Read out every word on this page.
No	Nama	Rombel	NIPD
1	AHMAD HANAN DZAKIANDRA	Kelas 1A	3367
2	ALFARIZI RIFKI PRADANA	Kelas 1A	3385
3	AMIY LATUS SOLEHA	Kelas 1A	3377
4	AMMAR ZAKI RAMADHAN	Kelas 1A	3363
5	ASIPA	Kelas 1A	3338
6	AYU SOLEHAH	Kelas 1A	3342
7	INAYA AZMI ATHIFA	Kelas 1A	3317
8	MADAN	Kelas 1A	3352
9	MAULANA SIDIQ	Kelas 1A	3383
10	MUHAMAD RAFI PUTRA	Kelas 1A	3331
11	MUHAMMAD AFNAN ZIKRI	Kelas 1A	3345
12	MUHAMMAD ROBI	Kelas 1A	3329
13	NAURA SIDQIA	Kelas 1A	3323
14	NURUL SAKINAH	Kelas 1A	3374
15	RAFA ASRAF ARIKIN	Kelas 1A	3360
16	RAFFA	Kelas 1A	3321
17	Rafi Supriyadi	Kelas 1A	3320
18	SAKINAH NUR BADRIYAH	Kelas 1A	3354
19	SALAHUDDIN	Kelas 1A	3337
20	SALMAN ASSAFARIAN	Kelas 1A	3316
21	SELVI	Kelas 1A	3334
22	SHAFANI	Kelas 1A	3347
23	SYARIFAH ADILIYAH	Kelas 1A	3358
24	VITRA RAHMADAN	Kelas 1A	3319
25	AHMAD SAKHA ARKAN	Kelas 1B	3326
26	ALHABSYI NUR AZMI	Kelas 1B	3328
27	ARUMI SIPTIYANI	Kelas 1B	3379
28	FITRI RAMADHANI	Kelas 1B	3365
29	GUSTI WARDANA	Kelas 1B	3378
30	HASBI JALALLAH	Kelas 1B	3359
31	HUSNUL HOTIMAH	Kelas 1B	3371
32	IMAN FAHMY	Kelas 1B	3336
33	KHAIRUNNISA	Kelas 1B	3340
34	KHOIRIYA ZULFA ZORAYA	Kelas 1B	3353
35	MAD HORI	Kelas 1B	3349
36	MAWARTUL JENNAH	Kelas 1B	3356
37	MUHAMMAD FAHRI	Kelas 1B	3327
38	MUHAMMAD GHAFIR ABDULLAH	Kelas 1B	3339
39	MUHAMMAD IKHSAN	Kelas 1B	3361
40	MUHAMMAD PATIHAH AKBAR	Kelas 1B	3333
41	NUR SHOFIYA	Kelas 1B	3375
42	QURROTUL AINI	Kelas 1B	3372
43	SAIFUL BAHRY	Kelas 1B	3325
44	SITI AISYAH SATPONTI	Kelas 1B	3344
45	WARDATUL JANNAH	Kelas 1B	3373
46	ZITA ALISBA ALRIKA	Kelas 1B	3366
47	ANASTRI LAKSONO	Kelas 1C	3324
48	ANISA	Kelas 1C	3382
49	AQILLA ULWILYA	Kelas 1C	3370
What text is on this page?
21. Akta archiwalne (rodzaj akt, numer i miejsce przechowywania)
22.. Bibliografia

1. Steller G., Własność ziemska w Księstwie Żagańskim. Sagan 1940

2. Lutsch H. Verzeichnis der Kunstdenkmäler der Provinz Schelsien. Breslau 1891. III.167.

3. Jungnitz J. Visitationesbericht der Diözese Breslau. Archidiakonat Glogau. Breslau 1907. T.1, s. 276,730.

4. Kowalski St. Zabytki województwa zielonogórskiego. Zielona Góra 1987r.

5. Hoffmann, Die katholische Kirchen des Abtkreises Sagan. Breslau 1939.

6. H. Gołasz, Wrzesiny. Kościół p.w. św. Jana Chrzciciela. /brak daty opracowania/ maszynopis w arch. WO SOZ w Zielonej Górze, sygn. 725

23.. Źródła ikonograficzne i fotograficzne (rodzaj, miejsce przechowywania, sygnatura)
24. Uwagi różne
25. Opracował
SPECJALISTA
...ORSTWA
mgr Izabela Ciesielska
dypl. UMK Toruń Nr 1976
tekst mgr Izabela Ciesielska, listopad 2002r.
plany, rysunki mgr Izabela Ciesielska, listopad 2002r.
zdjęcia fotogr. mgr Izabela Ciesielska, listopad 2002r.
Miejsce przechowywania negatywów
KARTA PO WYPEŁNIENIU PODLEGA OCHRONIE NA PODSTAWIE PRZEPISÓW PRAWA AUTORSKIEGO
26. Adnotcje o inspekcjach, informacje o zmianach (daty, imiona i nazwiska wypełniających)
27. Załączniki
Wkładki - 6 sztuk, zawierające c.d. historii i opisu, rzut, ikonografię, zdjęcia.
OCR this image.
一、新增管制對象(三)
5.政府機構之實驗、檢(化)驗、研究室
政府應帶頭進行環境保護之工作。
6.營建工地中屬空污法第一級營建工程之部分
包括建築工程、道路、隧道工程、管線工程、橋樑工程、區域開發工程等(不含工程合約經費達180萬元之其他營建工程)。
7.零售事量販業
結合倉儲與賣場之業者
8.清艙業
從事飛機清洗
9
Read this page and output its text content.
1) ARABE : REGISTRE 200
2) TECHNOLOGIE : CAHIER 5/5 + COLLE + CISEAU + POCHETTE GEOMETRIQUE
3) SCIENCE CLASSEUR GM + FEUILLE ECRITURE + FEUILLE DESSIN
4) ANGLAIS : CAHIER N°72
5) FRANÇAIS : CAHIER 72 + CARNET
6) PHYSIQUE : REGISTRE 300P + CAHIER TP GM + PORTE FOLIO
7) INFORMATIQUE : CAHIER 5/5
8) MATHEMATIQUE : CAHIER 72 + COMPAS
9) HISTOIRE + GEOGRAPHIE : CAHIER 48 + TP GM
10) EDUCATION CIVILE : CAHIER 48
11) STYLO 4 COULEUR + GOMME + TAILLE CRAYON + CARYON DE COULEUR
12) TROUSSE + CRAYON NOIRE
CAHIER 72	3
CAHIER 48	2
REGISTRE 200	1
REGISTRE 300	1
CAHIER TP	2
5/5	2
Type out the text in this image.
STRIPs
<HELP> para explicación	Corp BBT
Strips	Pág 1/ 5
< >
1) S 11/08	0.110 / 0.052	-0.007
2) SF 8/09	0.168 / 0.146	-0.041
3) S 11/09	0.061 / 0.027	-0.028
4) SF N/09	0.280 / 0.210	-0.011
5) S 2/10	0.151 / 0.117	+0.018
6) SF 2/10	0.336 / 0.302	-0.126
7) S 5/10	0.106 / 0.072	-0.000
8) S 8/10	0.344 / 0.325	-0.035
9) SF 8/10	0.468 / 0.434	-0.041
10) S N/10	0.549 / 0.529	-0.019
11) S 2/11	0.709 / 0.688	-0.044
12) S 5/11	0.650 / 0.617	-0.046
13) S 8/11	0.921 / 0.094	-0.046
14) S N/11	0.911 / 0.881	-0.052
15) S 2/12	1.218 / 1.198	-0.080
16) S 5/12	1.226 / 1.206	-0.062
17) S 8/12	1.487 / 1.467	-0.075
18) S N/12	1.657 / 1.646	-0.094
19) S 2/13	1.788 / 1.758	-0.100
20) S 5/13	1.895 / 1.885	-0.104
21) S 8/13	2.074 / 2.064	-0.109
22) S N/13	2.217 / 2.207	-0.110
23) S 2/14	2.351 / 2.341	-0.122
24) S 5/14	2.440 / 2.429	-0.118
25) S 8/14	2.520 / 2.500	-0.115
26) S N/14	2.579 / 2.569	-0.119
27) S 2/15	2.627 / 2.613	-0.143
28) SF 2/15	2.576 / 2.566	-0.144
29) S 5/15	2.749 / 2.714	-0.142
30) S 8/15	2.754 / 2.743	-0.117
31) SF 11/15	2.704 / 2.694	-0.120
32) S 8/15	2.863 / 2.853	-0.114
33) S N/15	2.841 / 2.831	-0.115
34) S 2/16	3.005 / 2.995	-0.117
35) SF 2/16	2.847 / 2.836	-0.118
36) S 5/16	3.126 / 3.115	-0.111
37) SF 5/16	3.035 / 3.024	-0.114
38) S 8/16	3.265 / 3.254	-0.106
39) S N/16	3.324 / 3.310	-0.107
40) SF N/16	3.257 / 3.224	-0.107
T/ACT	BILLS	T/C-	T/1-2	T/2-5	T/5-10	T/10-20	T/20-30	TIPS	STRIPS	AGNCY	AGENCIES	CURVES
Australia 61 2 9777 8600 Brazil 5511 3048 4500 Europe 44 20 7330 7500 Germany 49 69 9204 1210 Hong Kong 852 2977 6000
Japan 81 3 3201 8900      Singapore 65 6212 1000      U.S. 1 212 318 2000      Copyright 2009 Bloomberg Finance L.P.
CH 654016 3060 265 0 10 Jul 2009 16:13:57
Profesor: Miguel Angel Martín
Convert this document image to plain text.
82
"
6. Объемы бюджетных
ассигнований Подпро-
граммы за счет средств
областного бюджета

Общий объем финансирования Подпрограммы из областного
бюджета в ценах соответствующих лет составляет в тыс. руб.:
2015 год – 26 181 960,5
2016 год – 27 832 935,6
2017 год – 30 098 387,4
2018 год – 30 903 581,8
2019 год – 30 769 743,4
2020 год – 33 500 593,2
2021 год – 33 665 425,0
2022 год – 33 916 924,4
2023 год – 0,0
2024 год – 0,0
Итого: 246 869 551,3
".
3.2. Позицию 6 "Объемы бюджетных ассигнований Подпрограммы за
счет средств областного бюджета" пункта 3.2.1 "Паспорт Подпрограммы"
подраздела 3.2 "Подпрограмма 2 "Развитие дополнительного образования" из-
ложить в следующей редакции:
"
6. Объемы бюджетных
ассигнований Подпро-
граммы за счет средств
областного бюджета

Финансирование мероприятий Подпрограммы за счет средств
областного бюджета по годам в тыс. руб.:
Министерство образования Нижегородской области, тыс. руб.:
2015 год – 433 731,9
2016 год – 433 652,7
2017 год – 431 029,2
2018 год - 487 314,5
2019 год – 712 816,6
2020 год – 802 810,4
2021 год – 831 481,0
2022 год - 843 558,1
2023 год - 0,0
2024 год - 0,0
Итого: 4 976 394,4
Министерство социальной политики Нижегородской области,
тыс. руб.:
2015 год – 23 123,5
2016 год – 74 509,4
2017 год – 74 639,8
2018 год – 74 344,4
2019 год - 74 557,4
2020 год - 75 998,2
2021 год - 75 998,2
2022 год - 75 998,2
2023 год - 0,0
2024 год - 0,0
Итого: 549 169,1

·····

◆ What you need to do: Each line that has the word "Ciesielska" should be copied.

◆ Task answer:
mgr Izabela Ciesielska
tekst mgr Izabela Ciesielska, listopad 2002r.
plany, rysunki mgr Izabela Ciesielska, listopad 2002r.
zdjęcia fotogr. mgr Izabela Ciesielska, listopad 2002r.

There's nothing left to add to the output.